Instructions for the task:
Which lines of the records contain "title"? Collect every one of them.

--- Provided data ---

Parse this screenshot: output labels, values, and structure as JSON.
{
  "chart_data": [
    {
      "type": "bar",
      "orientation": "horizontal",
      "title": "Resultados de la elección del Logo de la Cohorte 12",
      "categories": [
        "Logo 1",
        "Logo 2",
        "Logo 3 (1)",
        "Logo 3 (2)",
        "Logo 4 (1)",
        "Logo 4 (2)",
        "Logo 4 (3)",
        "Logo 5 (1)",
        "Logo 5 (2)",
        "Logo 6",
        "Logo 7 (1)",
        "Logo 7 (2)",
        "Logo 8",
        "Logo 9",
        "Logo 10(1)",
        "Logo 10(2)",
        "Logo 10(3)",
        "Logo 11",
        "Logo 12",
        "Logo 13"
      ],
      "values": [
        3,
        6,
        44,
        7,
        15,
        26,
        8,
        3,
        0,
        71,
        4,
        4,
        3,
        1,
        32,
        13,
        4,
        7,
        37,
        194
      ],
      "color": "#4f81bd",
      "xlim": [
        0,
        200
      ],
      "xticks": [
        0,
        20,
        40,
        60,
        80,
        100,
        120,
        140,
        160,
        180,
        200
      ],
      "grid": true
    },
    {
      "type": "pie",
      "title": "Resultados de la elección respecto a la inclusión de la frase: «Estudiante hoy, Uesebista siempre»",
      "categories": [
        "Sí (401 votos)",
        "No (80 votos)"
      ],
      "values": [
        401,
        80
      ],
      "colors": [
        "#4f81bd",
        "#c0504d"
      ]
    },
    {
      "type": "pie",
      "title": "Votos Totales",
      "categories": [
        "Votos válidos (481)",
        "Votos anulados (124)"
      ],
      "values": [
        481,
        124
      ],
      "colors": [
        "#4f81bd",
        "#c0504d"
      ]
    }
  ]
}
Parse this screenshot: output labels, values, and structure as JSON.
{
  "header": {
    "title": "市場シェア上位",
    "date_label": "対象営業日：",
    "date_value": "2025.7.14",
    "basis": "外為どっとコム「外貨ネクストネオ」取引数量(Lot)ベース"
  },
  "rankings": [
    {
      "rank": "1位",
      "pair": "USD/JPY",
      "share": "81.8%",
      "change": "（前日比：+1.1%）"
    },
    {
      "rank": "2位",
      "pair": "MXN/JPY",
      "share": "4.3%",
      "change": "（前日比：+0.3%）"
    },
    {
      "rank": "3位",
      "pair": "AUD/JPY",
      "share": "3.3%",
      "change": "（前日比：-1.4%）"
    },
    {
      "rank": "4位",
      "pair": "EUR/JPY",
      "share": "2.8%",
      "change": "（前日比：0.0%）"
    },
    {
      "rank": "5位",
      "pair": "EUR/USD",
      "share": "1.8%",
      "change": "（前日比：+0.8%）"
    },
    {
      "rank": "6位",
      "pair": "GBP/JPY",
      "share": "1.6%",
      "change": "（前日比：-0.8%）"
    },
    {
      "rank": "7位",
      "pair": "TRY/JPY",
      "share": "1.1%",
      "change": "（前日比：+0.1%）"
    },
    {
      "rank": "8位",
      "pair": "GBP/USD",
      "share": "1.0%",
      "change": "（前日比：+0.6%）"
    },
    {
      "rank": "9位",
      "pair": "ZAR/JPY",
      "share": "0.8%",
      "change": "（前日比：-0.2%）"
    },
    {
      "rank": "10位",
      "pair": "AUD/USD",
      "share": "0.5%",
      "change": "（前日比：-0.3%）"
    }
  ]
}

---

Worked answer:
      "title": "Resultados de la elección del Logo de la Cohorte 12",
      "title": "Resultados de la elección respecto a la inclusión de la frase: «Estudiante hoy, Uesebista siempre»",
      "title": "Votos Totales",
    "title": "市場シェア上位",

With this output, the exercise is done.